▶ What this task involves:
Assemble all lines in which the string "Mich" appears.

▶ Material shown:
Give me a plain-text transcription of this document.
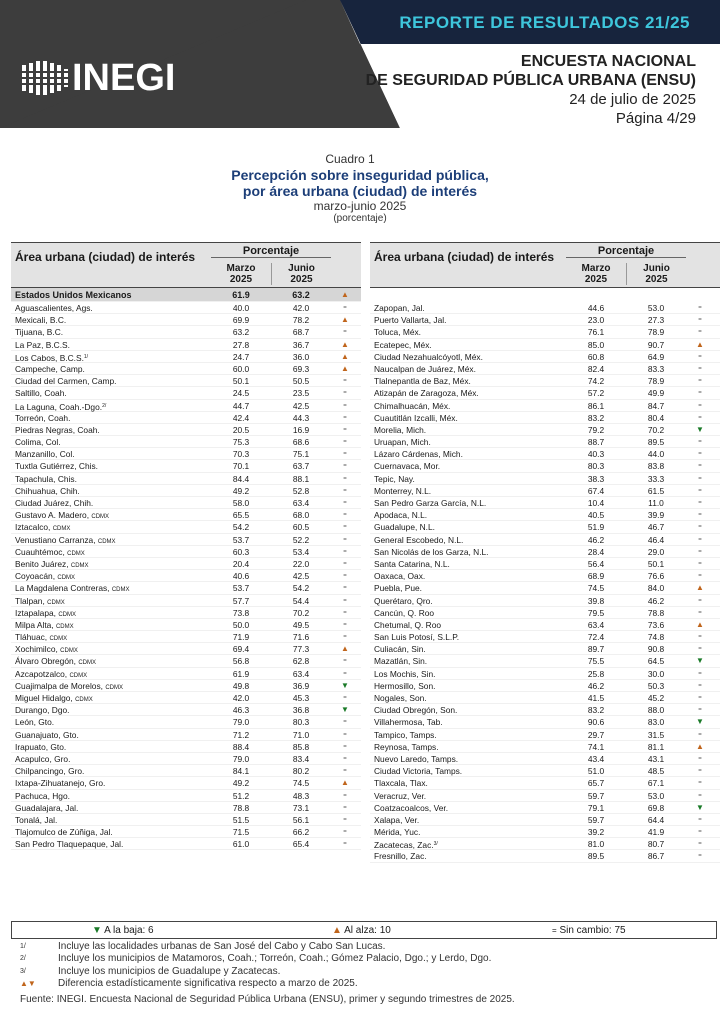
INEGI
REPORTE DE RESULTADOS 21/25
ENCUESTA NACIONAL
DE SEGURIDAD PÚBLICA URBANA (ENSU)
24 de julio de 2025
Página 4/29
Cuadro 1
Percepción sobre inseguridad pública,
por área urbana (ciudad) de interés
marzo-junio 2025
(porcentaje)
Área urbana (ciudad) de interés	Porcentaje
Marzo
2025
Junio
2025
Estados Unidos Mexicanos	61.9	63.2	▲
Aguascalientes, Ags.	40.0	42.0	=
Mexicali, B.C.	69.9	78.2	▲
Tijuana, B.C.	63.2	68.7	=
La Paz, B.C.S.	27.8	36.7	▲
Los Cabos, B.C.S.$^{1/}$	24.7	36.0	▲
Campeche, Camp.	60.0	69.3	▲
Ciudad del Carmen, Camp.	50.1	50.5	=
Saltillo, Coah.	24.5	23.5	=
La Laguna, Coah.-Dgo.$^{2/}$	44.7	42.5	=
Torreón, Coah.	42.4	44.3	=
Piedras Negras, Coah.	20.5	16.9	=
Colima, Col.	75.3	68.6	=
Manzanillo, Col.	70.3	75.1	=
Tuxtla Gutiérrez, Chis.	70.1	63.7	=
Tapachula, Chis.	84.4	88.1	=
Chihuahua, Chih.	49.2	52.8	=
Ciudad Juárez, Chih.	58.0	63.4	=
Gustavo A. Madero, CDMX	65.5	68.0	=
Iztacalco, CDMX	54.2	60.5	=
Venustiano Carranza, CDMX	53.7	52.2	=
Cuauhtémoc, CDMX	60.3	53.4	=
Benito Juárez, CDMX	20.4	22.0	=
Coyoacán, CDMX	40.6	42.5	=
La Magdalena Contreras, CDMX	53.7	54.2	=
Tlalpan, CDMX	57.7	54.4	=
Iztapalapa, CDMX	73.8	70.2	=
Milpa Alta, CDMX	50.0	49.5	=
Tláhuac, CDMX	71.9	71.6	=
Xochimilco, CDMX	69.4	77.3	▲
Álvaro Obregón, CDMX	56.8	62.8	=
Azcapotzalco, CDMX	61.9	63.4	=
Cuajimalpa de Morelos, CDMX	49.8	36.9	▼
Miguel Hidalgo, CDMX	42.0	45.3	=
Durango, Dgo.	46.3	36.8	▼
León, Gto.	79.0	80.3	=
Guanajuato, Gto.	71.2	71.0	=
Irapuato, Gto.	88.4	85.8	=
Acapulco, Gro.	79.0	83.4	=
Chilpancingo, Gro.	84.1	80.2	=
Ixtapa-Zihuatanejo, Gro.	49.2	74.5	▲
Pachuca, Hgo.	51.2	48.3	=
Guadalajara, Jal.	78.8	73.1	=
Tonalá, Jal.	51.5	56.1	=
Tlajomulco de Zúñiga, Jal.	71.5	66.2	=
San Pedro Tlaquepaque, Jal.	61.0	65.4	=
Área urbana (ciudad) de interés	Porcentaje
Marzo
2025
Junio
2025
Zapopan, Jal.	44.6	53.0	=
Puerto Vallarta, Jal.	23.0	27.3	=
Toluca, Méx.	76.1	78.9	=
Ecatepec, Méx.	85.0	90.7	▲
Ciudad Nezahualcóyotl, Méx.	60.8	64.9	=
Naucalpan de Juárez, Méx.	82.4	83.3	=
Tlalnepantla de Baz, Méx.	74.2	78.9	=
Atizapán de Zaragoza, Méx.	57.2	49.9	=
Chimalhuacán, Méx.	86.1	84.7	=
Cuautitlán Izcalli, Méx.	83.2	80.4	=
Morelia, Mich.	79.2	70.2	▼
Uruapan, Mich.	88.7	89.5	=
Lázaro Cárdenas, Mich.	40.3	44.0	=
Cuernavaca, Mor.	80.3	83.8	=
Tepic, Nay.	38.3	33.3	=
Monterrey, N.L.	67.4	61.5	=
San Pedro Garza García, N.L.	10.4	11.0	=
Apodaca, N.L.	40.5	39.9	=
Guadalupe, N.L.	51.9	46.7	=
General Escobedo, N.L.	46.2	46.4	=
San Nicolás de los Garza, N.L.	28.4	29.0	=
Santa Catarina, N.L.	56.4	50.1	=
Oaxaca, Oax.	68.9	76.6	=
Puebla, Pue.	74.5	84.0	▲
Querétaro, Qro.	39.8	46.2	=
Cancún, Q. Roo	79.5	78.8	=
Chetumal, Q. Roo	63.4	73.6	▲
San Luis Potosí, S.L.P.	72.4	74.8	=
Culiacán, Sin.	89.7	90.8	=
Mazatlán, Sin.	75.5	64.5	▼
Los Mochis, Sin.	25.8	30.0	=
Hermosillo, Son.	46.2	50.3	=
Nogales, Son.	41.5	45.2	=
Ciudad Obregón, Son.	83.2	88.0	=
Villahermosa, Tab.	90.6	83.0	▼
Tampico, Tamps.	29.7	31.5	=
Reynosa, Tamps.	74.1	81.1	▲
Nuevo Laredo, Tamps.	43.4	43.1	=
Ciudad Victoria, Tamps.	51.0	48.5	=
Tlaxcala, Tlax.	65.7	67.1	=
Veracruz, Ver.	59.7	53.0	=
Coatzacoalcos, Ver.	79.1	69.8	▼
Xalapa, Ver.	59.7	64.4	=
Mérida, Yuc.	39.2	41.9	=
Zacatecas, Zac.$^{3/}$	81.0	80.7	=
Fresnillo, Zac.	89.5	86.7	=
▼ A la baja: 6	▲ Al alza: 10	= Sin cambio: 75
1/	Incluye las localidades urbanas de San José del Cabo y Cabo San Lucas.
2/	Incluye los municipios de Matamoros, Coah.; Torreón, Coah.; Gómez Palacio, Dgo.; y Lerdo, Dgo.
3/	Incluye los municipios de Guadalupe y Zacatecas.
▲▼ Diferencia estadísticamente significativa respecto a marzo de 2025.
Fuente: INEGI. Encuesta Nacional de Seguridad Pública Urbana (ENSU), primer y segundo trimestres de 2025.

==

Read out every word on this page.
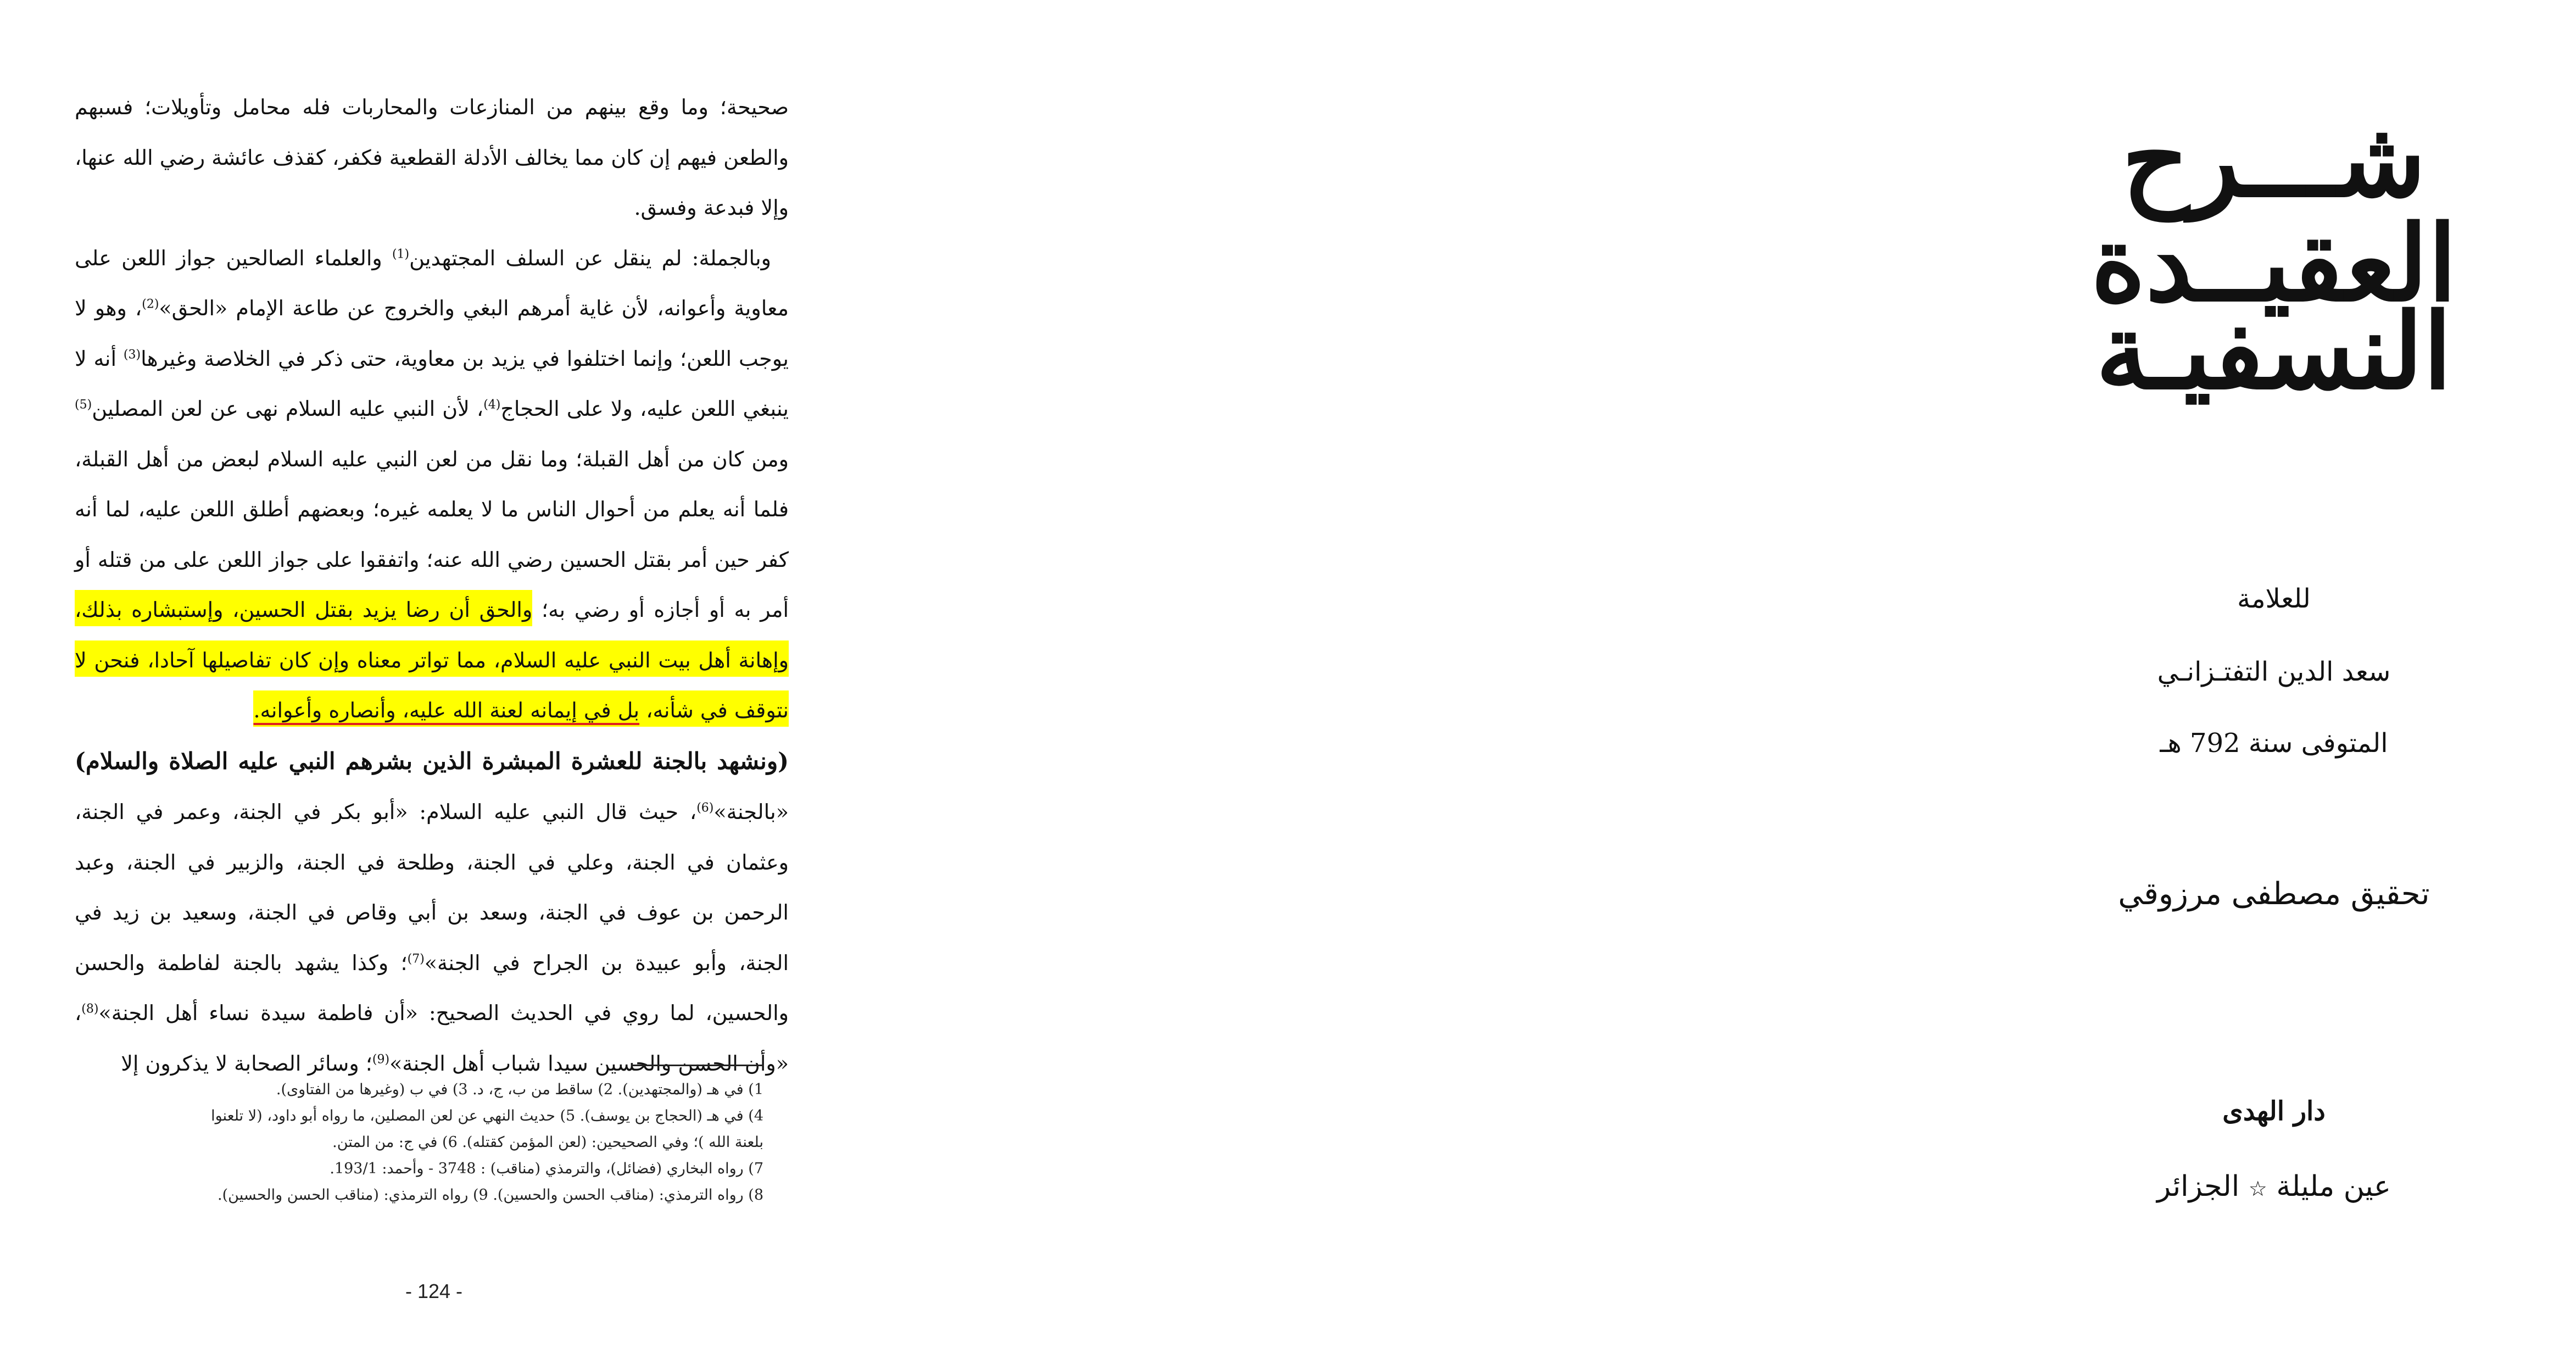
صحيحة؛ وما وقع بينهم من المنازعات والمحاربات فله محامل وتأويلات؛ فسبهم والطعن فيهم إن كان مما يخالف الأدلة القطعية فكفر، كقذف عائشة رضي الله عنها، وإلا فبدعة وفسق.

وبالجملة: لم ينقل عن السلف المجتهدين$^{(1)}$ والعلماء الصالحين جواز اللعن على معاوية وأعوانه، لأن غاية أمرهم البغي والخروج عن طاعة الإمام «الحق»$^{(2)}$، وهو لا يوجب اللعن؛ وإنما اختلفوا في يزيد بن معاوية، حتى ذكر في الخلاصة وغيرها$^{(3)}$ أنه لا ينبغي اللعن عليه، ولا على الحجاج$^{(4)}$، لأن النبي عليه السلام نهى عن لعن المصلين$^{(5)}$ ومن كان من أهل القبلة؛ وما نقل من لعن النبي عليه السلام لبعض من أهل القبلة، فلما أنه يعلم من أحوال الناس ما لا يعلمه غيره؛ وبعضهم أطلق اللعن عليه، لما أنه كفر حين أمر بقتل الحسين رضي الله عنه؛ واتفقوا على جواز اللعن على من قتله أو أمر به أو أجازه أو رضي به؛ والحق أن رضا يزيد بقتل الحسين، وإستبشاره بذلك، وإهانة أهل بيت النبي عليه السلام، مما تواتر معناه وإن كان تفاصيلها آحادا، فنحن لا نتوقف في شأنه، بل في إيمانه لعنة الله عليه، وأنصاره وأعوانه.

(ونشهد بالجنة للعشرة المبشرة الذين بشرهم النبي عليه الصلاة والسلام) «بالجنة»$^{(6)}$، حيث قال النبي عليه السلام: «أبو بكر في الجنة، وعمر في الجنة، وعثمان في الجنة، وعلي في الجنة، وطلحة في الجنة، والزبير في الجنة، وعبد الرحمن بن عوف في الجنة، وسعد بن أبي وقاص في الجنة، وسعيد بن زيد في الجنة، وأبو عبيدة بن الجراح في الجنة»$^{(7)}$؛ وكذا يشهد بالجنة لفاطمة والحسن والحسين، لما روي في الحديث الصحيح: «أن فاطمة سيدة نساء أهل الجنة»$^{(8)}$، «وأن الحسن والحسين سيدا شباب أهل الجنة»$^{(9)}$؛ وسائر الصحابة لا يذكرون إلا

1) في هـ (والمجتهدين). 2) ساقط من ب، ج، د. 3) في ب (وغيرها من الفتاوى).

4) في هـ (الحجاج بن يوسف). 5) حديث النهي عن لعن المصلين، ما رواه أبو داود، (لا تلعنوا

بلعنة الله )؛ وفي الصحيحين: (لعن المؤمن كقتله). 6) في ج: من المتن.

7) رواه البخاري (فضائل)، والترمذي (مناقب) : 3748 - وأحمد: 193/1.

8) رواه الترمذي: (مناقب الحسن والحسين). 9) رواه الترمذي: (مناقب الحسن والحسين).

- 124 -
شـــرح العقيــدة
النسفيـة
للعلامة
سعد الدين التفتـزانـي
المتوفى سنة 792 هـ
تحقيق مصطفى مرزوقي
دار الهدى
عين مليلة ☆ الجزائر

▶ Answer for this exercise:
Morelia, Mich.	79.2	70.2	▼
Uruapan, Mich.	88.7	89.5	=
Lázaro Cárdenas, Mich.	40.3	44.0	=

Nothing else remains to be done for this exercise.